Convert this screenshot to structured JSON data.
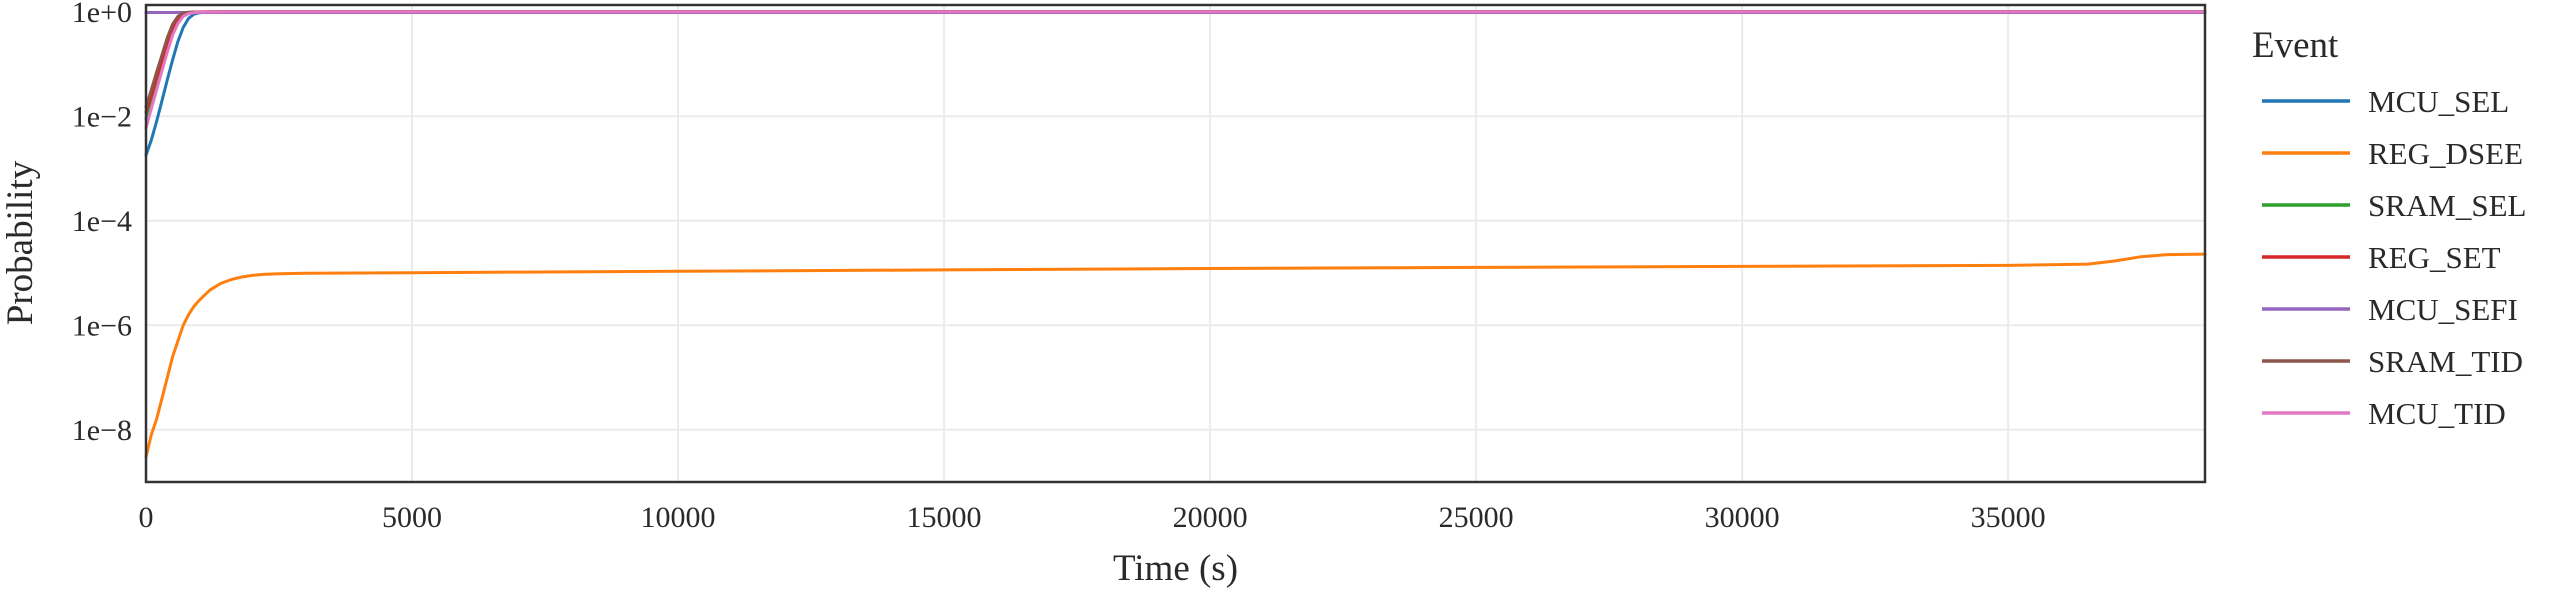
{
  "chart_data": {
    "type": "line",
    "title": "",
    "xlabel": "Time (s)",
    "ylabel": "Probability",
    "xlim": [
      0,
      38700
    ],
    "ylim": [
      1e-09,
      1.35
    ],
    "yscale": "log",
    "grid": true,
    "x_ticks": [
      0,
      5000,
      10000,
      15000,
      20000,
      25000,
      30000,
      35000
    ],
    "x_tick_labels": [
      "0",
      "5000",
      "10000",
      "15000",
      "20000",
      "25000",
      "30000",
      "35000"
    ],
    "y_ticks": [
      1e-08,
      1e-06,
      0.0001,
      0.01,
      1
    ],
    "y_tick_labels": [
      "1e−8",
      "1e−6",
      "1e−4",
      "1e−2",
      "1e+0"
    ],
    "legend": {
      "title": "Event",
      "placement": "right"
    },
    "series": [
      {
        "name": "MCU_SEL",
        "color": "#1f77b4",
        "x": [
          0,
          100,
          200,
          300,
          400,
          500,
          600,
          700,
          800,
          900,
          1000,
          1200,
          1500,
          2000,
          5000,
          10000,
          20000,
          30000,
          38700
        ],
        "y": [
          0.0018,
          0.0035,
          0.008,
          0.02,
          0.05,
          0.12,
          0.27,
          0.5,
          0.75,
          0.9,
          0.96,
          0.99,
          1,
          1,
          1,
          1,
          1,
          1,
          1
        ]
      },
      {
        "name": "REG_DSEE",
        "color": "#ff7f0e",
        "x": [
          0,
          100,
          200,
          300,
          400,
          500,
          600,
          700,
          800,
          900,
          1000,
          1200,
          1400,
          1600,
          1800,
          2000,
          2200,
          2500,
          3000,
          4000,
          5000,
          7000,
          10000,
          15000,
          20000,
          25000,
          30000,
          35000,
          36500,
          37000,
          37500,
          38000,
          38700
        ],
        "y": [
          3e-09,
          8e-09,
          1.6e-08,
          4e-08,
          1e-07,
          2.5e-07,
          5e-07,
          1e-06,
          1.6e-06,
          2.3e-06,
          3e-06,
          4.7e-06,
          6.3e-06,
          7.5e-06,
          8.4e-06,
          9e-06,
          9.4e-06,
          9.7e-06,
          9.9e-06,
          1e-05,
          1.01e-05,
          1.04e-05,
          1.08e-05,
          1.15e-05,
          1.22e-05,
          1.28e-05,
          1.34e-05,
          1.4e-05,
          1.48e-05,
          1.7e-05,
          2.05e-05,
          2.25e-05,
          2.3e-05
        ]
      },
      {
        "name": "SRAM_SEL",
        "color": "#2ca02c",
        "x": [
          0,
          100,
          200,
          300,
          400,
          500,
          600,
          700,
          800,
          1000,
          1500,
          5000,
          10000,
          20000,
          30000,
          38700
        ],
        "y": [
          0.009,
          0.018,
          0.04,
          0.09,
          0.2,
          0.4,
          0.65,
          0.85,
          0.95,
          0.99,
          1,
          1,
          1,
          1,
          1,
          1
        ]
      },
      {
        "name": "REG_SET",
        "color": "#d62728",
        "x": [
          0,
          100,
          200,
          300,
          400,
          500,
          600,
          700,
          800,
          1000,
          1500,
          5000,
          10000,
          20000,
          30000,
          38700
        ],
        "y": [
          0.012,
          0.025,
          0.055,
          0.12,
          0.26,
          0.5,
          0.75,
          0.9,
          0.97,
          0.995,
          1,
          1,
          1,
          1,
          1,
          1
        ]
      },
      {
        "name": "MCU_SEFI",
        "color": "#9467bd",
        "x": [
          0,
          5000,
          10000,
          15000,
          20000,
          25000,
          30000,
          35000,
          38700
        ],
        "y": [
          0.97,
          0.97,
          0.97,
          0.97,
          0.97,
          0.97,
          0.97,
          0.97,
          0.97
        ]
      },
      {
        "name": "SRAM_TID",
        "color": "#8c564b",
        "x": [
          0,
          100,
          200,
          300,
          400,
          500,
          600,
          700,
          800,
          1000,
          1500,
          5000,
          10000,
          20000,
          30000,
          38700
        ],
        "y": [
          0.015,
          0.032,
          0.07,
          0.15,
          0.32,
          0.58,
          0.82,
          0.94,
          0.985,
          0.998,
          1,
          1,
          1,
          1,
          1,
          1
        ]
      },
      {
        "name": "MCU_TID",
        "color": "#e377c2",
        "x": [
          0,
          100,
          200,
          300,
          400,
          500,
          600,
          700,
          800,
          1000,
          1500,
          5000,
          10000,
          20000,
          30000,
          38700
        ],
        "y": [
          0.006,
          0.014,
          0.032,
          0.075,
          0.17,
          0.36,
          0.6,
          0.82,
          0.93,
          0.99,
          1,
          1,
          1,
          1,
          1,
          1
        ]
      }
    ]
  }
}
+-------+
» YOUR INSTRUCTIONS
Go back to the records above and write them out exactly, without the pictures.

» TASK RESPONSE
Convert this screenshot to structured JSON data.
{
  "chart_data": {
    "type": "line",
    "title": "",
    "xlabel": "Time (s)",
    "ylabel": "Probability",
    "xlim": [
      0,
      38700
    ],
    "ylim": [
      1e-09,
      1.35
    ],
    "yscale": "log",
    "grid": true,
    "x_ticks": [
      0,
      5000,
      10000,
      15000,
      20000,
      25000,
      30000,
      35000
    ],
    "x_tick_labels": [
      "0",
      "5000",
      "10000",
      "15000",
      "20000",
      "25000",
      "30000",
      "35000"
    ],
    "y_ticks": [
      1e-08,
      1e-06,
      0.0001,
      0.01,
      1
    ],
    "y_tick_labels": [
      "1e−8",
      "1e−6",
      "1e−4",
      "1e−2",
      "1e+0"
    ],
    "legend": {
      "title": "Event",
      "placement": "right"
    },
    "series": [
      {
        "name": "MCU_SEL",
        "color": "#1f77b4",
        "x": [
          0,
          100,
          200,
          300,
          400,
          500,
          600,
          700,
          800,
          900,
          1000,
          1200,
          1500,
          2000,
          5000,
          10000,
          20000,
          30000,
          38700
        ],
        "y": [
          0.0018,
          0.0035,
          0.008,
          0.02,
          0.05,
          0.12,
          0.27,
          0.5,
          0.75,
          0.9,
          0.96,
          0.99,
          1,
          1,
          1,
          1,
          1,
          1,
          1
        ]
      },
      {
        "name": "REG_DSEE",
        "color": "#ff7f0e",
        "x": [
          0,
          100,
          200,
          300,
          400,
          500,
          600,
          700,
          800,
          900,
          1000,
          1200,
          1400,
          1600,
          1800,
          2000,
          2200,
          2500,
          3000,
          4000,
          5000,
          7000,
          10000,
          15000,
          20000,
          25000,
          30000,
          35000,
          36500,
          37000,
          37500,
          38000,
          38700
        ],
        "y": [
          3e-09,
          8e-09,
          1.6e-08,
          4e-08,
          1e-07,
          2.5e-07,
          5e-07,
          1e-06,
          1.6e-06,
          2.3e-06,
          3e-06,
          4.7e-06,
          6.3e-06,
          7.5e-06,
          8.4e-06,
          9e-06,
          9.4e-06,
          9.7e-06,
          9.9e-06,
          1e-05,
          1.01e-05,
          1.04e-05,
          1.08e-05,
          1.15e-05,
          1.22e-05,
          1.28e-05,
          1.34e-05,
          1.4e-05,
          1.48e-05,
          1.7e-05,
          2.05e-05,
          2.25e-05,
          2.3e-05
        ]
      },
      {
        "name": "SRAM_SEL",
        "color": "#2ca02c",
        "x": [
          0,
          100,
          200,
          300,
          400,
          500,
          600,
          700,
          800,
          1000,
          1500,
          5000,
          10000,
          20000,
          30000,
          38700
        ],
        "y": [
          0.009,
          0.018,
          0.04,
          0.09,
          0.2,
          0.4,
          0.65,
          0.85,
          0.95,
          0.99,
          1,
          1,
          1,
          1,
          1,
          1
        ]
      },
      {
        "name": "REG_SET",
        "color": "#d62728",
        "x": [
          0,
          100,
          200,
          300,
          400,
          500,
          600,
          700,
          800,
          1000,
          1500,
          5000,
          10000,
          20000,
          30000,
          38700
        ],
        "y": [
          0.012,
          0.025,
          0.055,
          0.12,
          0.26,
          0.5,
          0.75,
          0.9,
          0.97,
          0.995,
          1,
          1,
          1,
          1,
          1,
          1
        ]
      },
      {
        "name": "MCU_SEFI",
        "color": "#9467bd",
        "x": [
          0,
          5000,
          10000,
          15000,
          20000,
          25000,
          30000,
          35000,
          38700
        ],
        "y": [
          0.97,
          0.97,
          0.97,
          0.97,
          0.97,
          0.97,
          0.97,
          0.97,
          0.97
        ]
      },
      {
        "name": "SRAM_TID",
        "color": "#8c564b",
        "x": [
          0,
          100,
          200,
          300,
          400,
          500,
          600,
          700,
          800,
          1000,
          1500,
          5000,
          10000,
          20000,
          30000,
          38700
        ],
        "y": [
          0.015,
          0.032,
          0.07,
          0.15,
          0.32,
          0.58,
          0.82,
          0.94,
          0.985,
          0.998,
          1,
          1,
          1,
          1,
          1,
          1
        ]
      },
      {
        "name": "MCU_TID",
        "color": "#e377c2",
        "x": [
          0,
          100,
          200,
          300,
          400,
          500,
          600,
          700,
          800,
          1000,
          1500,
          5000,
          10000,
          20000,
          30000,
          38700
        ],
        "y": [
          0.006,
          0.014,
          0.032,
          0.075,
          0.17,
          0.36,
          0.6,
          0.82,
          0.93,
          0.99,
          1,
          1,
          1,
          1,
          1,
          1
        ]
      }
    ]
  }
}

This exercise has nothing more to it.